Problem to work on: Write down each entry again, exactly as it reads.

Material to process:
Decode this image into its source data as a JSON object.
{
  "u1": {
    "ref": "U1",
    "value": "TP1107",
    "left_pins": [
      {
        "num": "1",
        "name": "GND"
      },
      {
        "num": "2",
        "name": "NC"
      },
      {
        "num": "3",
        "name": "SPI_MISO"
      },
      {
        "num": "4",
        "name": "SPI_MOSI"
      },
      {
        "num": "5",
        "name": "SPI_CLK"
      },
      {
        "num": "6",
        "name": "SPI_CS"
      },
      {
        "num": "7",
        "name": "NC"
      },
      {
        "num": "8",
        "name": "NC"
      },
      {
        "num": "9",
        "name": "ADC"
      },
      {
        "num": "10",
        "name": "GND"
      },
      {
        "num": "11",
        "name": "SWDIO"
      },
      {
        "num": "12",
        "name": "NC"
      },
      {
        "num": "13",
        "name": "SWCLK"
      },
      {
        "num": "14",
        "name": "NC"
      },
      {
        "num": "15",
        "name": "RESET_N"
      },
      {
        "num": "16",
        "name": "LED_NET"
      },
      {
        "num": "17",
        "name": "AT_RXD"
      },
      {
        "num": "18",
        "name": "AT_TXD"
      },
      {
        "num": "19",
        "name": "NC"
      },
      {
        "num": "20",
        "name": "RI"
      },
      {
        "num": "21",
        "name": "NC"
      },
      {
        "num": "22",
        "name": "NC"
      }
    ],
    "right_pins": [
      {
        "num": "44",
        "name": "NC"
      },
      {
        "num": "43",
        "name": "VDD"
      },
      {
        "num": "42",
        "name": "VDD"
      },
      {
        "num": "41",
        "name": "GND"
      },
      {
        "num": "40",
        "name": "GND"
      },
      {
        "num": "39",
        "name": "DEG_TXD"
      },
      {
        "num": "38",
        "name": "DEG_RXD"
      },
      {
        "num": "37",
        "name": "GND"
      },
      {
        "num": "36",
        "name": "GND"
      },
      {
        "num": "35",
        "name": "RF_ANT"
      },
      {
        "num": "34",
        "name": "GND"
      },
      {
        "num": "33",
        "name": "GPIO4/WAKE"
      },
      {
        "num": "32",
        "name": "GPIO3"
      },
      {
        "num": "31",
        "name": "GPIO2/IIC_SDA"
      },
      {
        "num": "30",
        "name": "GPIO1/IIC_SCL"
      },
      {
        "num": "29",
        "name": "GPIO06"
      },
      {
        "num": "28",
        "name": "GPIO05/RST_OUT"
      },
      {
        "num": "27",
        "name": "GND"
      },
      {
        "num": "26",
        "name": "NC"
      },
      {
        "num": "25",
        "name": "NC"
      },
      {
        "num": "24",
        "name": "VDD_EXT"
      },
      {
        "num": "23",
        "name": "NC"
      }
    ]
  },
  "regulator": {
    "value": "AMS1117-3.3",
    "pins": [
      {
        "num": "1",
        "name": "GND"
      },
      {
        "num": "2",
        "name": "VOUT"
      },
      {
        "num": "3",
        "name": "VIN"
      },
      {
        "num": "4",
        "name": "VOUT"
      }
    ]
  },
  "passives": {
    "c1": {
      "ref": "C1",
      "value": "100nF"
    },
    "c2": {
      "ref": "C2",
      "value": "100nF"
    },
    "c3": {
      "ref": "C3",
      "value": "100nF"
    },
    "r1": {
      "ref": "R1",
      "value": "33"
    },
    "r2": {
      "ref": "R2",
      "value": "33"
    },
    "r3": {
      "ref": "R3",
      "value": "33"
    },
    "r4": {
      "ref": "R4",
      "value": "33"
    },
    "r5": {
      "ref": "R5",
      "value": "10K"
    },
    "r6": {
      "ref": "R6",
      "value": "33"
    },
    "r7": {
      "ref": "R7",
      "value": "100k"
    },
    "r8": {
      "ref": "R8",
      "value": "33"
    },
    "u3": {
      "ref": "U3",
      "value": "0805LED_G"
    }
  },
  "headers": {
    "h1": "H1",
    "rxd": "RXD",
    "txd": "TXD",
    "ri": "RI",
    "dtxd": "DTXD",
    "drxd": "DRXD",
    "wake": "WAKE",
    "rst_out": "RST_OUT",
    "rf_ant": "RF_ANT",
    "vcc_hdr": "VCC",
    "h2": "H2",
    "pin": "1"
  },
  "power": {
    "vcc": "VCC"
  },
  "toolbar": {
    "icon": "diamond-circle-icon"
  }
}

Solution to this problem:
Decode this image into its source data as a JSON object.
{
  "u1": {
    "ref": "U1",
    "value": "TP1107",
    "left_pins": [
      {
        "num": "1",
        "name": "GND"
      },
      {
        "num": "2",
        "name": "NC"
      },
      {
        "num": "3",
        "name": "SPI_MISO"
      },
      {
        "num": "4",
        "name": "SPI_MOSI"
      },
      {
        "num": "5",
        "name": "SPI_CLK"
      },
      {
        "num": "6",
        "name": "SPI_CS"
      },
      {
        "num": "7",
        "name": "NC"
      },
      {
        "num": "8",
        "name": "NC"
      },
      {
        "num": "9",
        "name": "ADC"
      },
      {
        "num": "10",
        "name": "GND"
      },
      {
        "num": "11",
        "name": "SWDIO"
      },
      {
        "num": "12",
        "name": "NC"
      },
      {
        "num": "13",
        "name": "SWCLK"
      },
      {
        "num": "14",
        "name": "NC"
      },
      {
        "num": "15",
        "name": "RESET_N"
      },
      {
        "num": "16",
        "name": "LED_NET"
      },
      {
        "num": "17",
        "name": "AT_RXD"
      },
      {
        "num": "18",
        "name": "AT_TXD"
      },
      {
        "num": "19",
        "name": "NC"
      },
      {
        "num": "20",
        "name": "RI"
      },
      {
        "num": "21",
        "name": "NC"
      },
      {
        "num": "22",
        "name": "NC"
      }
    ],
    "right_pins": [
      {
        "num": "44",
        "name": "NC"
      },
      {
        "num": "43",
        "name": "VDD"
      },
      {
        "num": "42",
        "name": "VDD"
      },
      {
        "num": "41",
        "name": "GND"
      },
      {
        "num": "40",
        "name": "GND"
      },
      {
        "num": "39",
        "name": "DEG_TXD"
      },
      {
        "num": "38",
        "name": "DEG_RXD"
      },
      {
        "num": "37",
        "name": "GND"
      },
      {
        "num": "36",
        "name": "GND"
      },
      {
        "num": "35",
        "name": "RF_ANT"
      },
      {
        "num": "34",
        "name": "GND"
      },
      {
        "num": "33",
        "name": "GPIO4/WAKE"
      },
      {
        "num": "32",
        "name": "GPIO3"
      },
      {
        "num": "31",
        "name": "GPIO2/IIC_SDA"
      },
      {
        "num": "30",
        "name": "GPIO1/IIC_SCL"
      },
      {
        "num": "29",
        "name": "GPIO06"
      },
      {
        "num": "28",
        "name": "GPIO05/RST_OUT"
      },
      {
        "num": "27",
        "name": "GND"
      },
      {
        "num": "26",
        "name": "NC"
      },
      {
        "num": "25",
        "name": "NC"
      },
      {
        "num": "24",
        "name": "VDD_EXT"
      },
      {
        "num": "23",
        "name": "NC"
      }
    ]
  },
  "regulator": {
    "value": "AMS1117-3.3",
    "pins": [
      {
        "num": "1",
        "name": "GND"
      },
      {
        "num": "2",
        "name": "VOUT"
      },
      {
        "num": "3",
        "name": "VIN"
      },
      {
        "num": "4",
        "name": "VOUT"
      }
    ]
  },
  "passives": {
    "c1": {
      "ref": "C1",
      "value": "100nF"
    },
    "c2": {
      "ref": "C2",
      "value": "100nF"
    },
    "c3": {
      "ref": "C3",
      "value": "100nF"
    },
    "r1": {
      "ref": "R1",
      "value": "33"
    },
    "r2": {
      "ref": "R2",
      "value": "33"
    },
    "r3": {
      "ref": "R3",
      "value": "33"
    },
    "r4": {
      "ref": "R4",
      "value": "33"
    },
    "r5": {
      "ref": "R5",
      "value": "10K"
    },
    "r6": {
      "ref": "R6",
      "value": "33"
    },
    "r7": {
      "ref": "R7",
      "value": "100k"
    },
    "r8": {
      "ref": "R8",
      "value": "33"
    },
    "u3": {
      "ref": "U3",
      "value": "0805LED_G"
    }
  },
  "headers": {
    "h1": "H1",
    "rxd": "RXD",
    "txd": "TXD",
    "ri": "RI",
    "dtxd": "DTXD",
    "drxd": "DRXD",
    "wake": "WAKE",
    "rst_out": "RST_OUT",
    "rf_ant": "RF_ANT",
    "vcc_hdr": "VCC",
    "h2": "H2",
    "pin": "1"
  },
  "power": {
    "vcc": "VCC"
  },
  "toolbar": {
    "icon": "diamond-circle-icon"
  }
}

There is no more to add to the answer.